● Short problem: Reproduce the listing below verbatim.

^^^^^^^^^^^^^^^^

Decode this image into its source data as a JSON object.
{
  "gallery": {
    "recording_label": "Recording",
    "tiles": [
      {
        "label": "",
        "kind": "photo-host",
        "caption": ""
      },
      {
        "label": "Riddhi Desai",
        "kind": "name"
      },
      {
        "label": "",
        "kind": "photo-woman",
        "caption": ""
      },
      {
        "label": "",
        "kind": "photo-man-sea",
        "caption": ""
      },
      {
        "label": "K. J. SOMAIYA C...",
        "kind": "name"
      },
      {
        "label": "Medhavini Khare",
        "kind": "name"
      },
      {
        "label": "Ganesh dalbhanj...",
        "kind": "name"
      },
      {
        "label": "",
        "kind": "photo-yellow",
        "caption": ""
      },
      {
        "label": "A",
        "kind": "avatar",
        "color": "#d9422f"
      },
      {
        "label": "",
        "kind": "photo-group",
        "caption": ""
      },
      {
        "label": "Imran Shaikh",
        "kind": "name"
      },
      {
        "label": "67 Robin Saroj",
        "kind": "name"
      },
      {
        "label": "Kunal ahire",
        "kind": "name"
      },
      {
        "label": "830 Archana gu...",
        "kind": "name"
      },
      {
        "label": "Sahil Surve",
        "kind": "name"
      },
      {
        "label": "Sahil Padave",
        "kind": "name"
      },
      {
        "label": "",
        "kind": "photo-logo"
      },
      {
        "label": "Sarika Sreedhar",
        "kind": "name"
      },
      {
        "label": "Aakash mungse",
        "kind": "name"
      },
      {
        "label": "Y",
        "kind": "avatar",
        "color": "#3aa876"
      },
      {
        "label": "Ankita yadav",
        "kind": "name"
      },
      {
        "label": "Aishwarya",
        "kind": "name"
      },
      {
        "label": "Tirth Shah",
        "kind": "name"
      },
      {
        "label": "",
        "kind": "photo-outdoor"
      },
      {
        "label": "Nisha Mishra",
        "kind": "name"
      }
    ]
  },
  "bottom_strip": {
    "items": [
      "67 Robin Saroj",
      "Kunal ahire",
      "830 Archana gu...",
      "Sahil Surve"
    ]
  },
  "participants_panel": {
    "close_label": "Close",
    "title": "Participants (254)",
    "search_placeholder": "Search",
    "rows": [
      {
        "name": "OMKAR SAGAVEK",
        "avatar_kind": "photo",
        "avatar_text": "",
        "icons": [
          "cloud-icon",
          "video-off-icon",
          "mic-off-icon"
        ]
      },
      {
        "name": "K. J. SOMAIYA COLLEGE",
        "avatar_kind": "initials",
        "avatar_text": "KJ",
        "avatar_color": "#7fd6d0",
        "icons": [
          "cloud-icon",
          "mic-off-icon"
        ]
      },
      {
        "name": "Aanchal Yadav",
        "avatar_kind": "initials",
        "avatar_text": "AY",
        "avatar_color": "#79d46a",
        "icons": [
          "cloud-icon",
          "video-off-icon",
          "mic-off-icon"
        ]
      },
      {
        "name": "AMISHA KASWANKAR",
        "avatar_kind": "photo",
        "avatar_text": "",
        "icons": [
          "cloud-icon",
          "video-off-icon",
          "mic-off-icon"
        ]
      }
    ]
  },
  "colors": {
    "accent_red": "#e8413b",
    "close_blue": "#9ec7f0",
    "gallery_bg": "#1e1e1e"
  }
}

^^^^^^^^^^^^^^^^

● Response to this exercise:
Decode this image into its source data as a JSON object.
{
  "gallery": {
    "recording_label": "Recording",
    "tiles": [
      {
        "label": "",
        "kind": "photo-host",
        "caption": ""
      },
      {
        "label": "Riddhi Desai",
        "kind": "name"
      },
      {
        "label": "",
        "kind": "photo-woman",
        "caption": ""
      },
      {
        "label": "",
        "kind": "photo-man-sea",
        "caption": ""
      },
      {
        "label": "K. J. SOMAIYA C...",
        "kind": "name"
      },
      {
        "label": "Medhavini Khare",
        "kind": "name"
      },
      {
        "label": "Ganesh dalbhanj...",
        "kind": "name"
      },
      {
        "label": "",
        "kind": "photo-yellow",
        "caption": ""
      },
      {
        "label": "A",
        "kind": "avatar",
        "color": "#d9422f"
      },
      {
        "label": "",
        "kind": "photo-group",
        "caption": ""
      },
      {
        "label": "Imran Shaikh",
        "kind": "name"
      },
      {
        "label": "67 Robin Saroj",
        "kind": "name"
      },
      {
        "label": "Kunal ahire",
        "kind": "name"
      },
      {
        "label": "830 Archana gu...",
        "kind": "name"
      },
      {
        "label": "Sahil Surve",
        "kind": "name"
      },
      {
        "label": "Sahil Padave",
        "kind": "name"
      },
      {
        "label": "",
        "kind": "photo-logo"
      },
      {
        "label": "Sarika Sreedhar",
        "kind": "name"
      },
      {
        "label": "Aakash mungse",
        "kind": "name"
      },
      {
        "label": "Y",
        "kind": "avatar",
        "color": "#3aa876"
      },
      {
        "label": "Ankita yadav",
        "kind": "name"
      },
      {
        "label": "Aishwarya",
        "kind": "name"
      },
      {
        "label": "Tirth Shah",
        "kind": "name"
      },
      {
        "label": "",
        "kind": "photo-outdoor"
      },
      {
        "label": "Nisha Mishra",
        "kind": "name"
      }
    ]
  },
  "bottom_strip": {
    "items": [
      "67 Robin Saroj",
      "Kunal ahire",
      "830 Archana gu...",
      "Sahil Surve"
    ]
  },
  "participants_panel": {
    "close_label": "Close",
    "title": "Participants (254)",
    "search_placeholder": "Search",
    "rows": [
      {
        "name": "OMKAR SAGAVEK",
        "avatar_kind": "photo",
        "avatar_text": "",
        "icons": [
          "cloud-icon",
          "video-off-icon",
          "mic-off-icon"
        ]
      },
      {
        "name": "K. J. SOMAIYA COLLEGE",
        "avatar_kind": "initials",
        "avatar_text": "KJ",
        "avatar_color": "#7fd6d0",
        "icons": [
          "cloud-icon",
          "mic-off-icon"
        ]
      },
      {
        "name": "Aanchal Yadav",
        "avatar_kind": "initials",
        "avatar_text": "AY",
        "avatar_color": "#79d46a",
        "icons": [
          "cloud-icon",
          "video-off-icon",
          "mic-off-icon"
        ]
      },
      {
        "name": "AMISHA KASWANKAR",
        "avatar_kind": "photo",
        "avatar_text": "",
        "icons": [
          "cloud-icon",
          "video-off-icon",
          "mic-off-icon"
        ]
      }
    ]
  },
  "colors": {
    "accent_red": "#e8413b",
    "close_blue": "#9ec7f0",
    "gallery_bg": "#1e1e1e"
  }
}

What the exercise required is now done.